» Do this
Copy out each line that includes the word "libraries".

» Dataset excerpts
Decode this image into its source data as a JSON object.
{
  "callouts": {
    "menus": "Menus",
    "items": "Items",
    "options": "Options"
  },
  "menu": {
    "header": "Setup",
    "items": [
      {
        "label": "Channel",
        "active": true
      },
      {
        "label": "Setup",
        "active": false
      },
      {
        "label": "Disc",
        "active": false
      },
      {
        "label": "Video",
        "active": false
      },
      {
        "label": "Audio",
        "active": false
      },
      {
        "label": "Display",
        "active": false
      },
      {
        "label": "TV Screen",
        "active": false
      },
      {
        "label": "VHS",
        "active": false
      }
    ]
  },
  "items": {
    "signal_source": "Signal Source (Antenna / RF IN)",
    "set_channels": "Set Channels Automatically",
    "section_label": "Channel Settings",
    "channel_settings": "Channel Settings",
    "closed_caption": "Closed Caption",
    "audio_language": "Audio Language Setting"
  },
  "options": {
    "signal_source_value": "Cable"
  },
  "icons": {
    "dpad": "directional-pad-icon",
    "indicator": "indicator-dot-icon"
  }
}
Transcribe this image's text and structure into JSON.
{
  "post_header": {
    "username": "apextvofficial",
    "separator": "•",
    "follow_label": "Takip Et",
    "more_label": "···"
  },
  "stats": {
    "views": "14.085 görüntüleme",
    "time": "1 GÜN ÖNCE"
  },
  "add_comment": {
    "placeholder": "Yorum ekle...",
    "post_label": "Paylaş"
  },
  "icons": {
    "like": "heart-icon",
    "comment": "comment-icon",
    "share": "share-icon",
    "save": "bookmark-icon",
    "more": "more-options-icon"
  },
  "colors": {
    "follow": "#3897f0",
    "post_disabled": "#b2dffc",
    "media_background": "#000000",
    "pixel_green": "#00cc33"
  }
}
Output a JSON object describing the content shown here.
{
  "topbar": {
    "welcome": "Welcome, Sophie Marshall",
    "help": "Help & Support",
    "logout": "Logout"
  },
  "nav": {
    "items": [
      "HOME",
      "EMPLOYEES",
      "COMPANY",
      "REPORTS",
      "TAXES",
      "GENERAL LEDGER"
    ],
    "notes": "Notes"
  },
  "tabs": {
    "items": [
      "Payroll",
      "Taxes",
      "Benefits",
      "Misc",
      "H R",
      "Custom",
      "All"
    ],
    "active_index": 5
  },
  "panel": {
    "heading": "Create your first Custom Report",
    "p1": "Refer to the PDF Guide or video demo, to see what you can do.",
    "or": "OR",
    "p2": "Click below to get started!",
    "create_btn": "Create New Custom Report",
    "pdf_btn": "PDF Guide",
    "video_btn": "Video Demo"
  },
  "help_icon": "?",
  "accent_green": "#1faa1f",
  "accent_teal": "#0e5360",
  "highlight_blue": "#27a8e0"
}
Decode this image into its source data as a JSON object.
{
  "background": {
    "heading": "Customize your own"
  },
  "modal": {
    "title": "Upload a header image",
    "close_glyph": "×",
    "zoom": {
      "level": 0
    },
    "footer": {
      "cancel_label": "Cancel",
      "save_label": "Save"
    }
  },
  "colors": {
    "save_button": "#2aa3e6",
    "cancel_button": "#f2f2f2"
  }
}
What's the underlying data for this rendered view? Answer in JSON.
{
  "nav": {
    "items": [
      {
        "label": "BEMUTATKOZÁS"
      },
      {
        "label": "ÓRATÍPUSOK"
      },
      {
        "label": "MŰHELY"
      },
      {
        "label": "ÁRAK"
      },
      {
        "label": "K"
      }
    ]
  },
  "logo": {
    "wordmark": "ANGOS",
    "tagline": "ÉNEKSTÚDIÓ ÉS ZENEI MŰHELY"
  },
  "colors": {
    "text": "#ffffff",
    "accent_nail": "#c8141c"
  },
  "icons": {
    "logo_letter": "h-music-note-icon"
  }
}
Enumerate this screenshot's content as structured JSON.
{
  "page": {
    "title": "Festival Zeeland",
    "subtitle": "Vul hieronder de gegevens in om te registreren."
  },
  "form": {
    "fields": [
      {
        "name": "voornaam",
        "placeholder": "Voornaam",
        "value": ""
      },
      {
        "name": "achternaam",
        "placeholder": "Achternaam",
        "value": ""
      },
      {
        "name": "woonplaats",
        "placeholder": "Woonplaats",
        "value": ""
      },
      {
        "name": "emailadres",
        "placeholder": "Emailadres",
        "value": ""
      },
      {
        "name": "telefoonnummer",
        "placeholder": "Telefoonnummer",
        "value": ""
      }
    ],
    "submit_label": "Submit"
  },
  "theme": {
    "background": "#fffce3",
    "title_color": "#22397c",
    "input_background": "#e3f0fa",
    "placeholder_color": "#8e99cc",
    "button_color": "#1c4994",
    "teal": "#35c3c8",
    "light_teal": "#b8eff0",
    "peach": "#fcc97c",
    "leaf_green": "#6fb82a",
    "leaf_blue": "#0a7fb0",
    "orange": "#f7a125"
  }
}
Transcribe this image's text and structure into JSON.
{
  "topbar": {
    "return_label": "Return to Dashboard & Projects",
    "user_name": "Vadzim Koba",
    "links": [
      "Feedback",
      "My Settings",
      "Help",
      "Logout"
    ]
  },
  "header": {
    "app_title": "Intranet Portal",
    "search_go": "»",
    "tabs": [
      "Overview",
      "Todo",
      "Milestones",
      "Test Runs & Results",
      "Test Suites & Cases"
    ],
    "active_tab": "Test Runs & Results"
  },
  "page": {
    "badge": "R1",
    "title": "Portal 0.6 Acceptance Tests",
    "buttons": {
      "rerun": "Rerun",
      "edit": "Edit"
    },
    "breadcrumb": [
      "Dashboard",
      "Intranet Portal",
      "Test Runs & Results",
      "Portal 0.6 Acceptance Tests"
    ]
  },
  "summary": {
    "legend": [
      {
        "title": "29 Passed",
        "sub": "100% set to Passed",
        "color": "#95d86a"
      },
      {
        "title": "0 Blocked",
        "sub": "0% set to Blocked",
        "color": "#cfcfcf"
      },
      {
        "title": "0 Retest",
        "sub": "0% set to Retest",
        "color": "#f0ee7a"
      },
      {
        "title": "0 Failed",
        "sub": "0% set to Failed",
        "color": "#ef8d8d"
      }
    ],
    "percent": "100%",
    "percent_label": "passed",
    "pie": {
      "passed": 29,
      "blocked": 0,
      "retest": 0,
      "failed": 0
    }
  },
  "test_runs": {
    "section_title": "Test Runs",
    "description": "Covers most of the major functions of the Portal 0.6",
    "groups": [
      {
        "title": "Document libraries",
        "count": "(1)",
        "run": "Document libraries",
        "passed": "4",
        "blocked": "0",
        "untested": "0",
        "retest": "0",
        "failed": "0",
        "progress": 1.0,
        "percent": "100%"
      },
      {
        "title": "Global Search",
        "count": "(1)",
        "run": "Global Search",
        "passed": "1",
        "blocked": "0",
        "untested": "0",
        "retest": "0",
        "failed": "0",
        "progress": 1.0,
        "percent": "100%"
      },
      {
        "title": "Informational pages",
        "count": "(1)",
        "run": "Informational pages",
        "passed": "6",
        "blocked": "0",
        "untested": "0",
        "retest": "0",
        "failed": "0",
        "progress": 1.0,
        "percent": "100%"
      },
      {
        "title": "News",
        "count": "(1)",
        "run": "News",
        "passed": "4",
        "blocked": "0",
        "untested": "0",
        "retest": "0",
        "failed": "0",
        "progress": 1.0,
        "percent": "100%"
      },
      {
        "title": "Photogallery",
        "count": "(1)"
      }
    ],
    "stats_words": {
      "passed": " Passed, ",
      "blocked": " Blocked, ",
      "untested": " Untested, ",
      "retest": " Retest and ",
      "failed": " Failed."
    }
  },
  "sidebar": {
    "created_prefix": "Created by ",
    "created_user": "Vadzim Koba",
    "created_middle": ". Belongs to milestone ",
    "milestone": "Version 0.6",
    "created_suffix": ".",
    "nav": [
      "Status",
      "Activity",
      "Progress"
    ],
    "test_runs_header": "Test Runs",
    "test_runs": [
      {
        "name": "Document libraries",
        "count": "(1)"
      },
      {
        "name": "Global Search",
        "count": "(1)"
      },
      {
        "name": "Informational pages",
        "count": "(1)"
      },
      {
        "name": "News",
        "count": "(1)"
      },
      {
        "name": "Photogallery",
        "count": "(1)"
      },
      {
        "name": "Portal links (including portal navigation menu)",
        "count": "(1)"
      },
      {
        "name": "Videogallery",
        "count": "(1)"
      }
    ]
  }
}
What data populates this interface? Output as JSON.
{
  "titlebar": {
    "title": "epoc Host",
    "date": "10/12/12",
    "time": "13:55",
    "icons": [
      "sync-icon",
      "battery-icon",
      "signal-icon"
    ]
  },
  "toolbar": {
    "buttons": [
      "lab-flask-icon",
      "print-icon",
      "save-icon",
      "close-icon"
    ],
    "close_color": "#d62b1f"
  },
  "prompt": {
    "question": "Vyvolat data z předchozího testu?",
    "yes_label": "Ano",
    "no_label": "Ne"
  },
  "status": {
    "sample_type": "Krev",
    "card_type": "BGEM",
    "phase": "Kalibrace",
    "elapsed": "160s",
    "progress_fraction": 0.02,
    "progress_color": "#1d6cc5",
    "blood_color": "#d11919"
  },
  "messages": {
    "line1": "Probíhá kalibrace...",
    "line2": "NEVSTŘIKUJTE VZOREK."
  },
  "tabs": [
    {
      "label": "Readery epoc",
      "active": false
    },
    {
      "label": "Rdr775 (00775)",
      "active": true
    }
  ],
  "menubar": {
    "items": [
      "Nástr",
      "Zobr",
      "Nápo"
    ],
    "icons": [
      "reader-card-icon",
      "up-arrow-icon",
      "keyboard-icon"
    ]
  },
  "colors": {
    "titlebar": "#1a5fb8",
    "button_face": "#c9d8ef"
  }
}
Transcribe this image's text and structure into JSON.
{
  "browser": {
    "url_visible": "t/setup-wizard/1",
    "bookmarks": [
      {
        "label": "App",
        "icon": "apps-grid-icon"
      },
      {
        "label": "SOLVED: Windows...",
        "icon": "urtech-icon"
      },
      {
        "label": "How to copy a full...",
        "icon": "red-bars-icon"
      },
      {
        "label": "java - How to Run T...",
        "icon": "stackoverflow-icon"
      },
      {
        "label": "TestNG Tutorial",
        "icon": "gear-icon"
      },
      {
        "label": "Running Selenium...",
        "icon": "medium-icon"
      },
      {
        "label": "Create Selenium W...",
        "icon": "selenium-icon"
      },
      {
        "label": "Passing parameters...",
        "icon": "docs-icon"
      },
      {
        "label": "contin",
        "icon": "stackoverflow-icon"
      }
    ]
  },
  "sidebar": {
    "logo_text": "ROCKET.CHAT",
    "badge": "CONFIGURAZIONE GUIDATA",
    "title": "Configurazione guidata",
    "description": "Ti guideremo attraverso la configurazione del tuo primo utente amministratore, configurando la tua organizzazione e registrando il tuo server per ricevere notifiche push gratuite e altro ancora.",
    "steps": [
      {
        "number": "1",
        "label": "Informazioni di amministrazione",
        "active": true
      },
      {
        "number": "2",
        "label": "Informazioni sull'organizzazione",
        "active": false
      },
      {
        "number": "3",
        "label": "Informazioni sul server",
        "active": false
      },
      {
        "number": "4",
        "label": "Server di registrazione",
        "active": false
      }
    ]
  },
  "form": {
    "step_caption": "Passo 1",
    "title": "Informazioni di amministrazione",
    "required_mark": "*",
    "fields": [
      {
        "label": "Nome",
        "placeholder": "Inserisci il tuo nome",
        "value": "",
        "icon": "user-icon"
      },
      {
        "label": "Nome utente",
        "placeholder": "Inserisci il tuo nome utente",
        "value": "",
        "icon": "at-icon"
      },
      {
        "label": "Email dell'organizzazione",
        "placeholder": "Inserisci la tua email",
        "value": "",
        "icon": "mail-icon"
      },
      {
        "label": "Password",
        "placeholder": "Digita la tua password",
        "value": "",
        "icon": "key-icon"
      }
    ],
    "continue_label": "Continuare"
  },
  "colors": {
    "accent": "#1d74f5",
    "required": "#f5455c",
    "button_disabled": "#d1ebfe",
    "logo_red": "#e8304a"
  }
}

» Exercise result
        "title": "Document libraries",
        "run": "Document libraries",
        "name": "Document libraries",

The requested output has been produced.